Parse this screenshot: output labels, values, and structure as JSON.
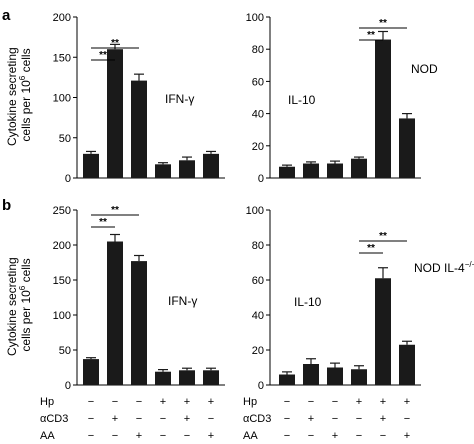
{
  "figure": {
    "row_labels": [
      "a",
      "b"
    ],
    "ylabel_line1": "Cytokine secreting",
    "ylabel_line2_prefix": "cells per 10",
    "ylabel_line2_sup": "6",
    "ylabel_line2_suffix": " cells",
    "treatment_row_labels": [
      "Hp",
      "αCD3",
      "AA"
    ],
    "treatment_symbols": {
      "Hp": [
        "−",
        "−",
        "−",
        "+",
        "+",
        "+"
      ],
      "αCD3": [
        "−",
        "+",
        "−",
        "−",
        "+",
        "−"
      ],
      "AA": [
        "−",
        "−",
        "+",
        "−",
        "−",
        "+"
      ]
    },
    "significance_marker": "**"
  },
  "chart_data": [
    {
      "panel": "a-left",
      "type": "bar",
      "label": "IFN-γ",
      "ylim": [
        0,
        200
      ],
      "yticks": [
        0,
        50,
        100,
        150,
        200
      ],
      "values": [
        30,
        160,
        121,
        17,
        22,
        30
      ],
      "errors": [
        3,
        6,
        8,
        2,
        4,
        3
      ],
      "significance": [
        [
          0,
          1
        ],
        [
          0,
          2
        ]
      ]
    },
    {
      "panel": "a-right",
      "type": "bar",
      "label": "IL-10",
      "condition": "NOD",
      "ylim": [
        0,
        100
      ],
      "yticks": [
        0,
        20,
        40,
        60,
        80,
        100
      ],
      "values": [
        7,
        9,
        9,
        12,
        86,
        37
      ],
      "errors": [
        1,
        1,
        1.5,
        1,
        5,
        3
      ],
      "significance": [
        [
          3,
          4
        ],
        [
          3,
          5
        ]
      ]
    },
    {
      "panel": "b-left",
      "type": "bar",
      "label": "IFN-γ",
      "ylim": [
        0,
        250
      ],
      "yticks": [
        0,
        50,
        100,
        150,
        200,
        250
      ],
      "values": [
        37,
        205,
        177,
        19,
        21,
        21
      ],
      "errors": [
        2,
        10,
        8,
        3,
        3,
        3
      ],
      "significance": [
        [
          0,
          1
        ],
        [
          0,
          2
        ]
      ]
    },
    {
      "panel": "b-right",
      "type": "bar",
      "label": "IL-10",
      "condition": "NOD IL-4",
      "condition_sup": "−/−",
      "ylim": [
        0,
        100
      ],
      "yticks": [
        0,
        20,
        40,
        60,
        80,
        100
      ],
      "values": [
        6,
        12,
        10,
        9,
        61,
        23
      ],
      "errors": [
        1.5,
        3,
        2.5,
        2,
        6,
        2
      ],
      "significance": [
        [
          3,
          4
        ],
        [
          3,
          5
        ]
      ]
    }
  ]
}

========

WHAT IS NEEDED => The preceding listing must be repeated exactly, with all images dropped.

RESPONSE TO THE EXERCISE =>
Parse this screenshot: output labels, values, and structure as JSON.
{
  "figure": {
    "row_labels": [
      "a",
      "b"
    ],
    "ylabel_line1": "Cytokine secreting",
    "ylabel_line2_prefix": "cells per 10",
    "ylabel_line2_sup": "6",
    "ylabel_line2_suffix": " cells",
    "treatment_row_labels": [
      "Hp",
      "αCD3",
      "AA"
    ],
    "treatment_symbols": {
      "Hp": [
        "−",
        "−",
        "−",
        "+",
        "+",
        "+"
      ],
      "αCD3": [
        "−",
        "+",
        "−",
        "−",
        "+",
        "−"
      ],
      "AA": [
        "−",
        "−",
        "+",
        "−",
        "−",
        "+"
      ]
    },
    "significance_marker": "**"
  },
  "chart_data": [
    {
      "panel": "a-left",
      "type": "bar",
      "label": "IFN-γ",
      "ylim": [
        0,
        200
      ],
      "yticks": [
        0,
        50,
        100,
        150,
        200
      ],
      "values": [
        30,
        160,
        121,
        17,
        22,
        30
      ],
      "errors": [
        3,
        6,
        8,
        2,
        4,
        3
      ],
      "significance": [
        [
          0,
          1
        ],
        [
          0,
          2
        ]
      ]
    },
    {
      "panel": "a-right",
      "type": "bar",
      "label": "IL-10",
      "condition": "NOD",
      "ylim": [
        0,
        100
      ],
      "yticks": [
        0,
        20,
        40,
        60,
        80,
        100
      ],
      "values": [
        7,
        9,
        9,
        12,
        86,
        37
      ],
      "errors": [
        1,
        1,
        1.5,
        1,
        5,
        3
      ],
      "significance": [
        [
          3,
          4
        ],
        [
          3,
          5
        ]
      ]
    },
    {
      "panel": "b-left",
      "type": "bar",
      "label": "IFN-γ",
      "ylim": [
        0,
        250
      ],
      "yticks": [
        0,
        50,
        100,
        150,
        200,
        250
      ],
      "values": [
        37,
        205,
        177,
        19,
        21,
        21
      ],
      "errors": [
        2,
        10,
        8,
        3,
        3,
        3
      ],
      "significance": [
        [
          0,
          1
        ],
        [
          0,
          2
        ]
      ]
    },
    {
      "panel": "b-right",
      "type": "bar",
      "label": "IL-10",
      "condition": "NOD IL-4",
      "condition_sup": "−/−",
      "ylim": [
        0,
        100
      ],
      "yticks": [
        0,
        20,
        40,
        60,
        80,
        100
      ],
      "values": [
        6,
        12,
        10,
        9,
        61,
        23
      ],
      "errors": [
        1.5,
        3,
        2.5,
        2,
        6,
        2
      ],
      "significance": [
        [
          3,
          4
        ],
        [
          3,
          5
        ]
      ]
    }
  ]
}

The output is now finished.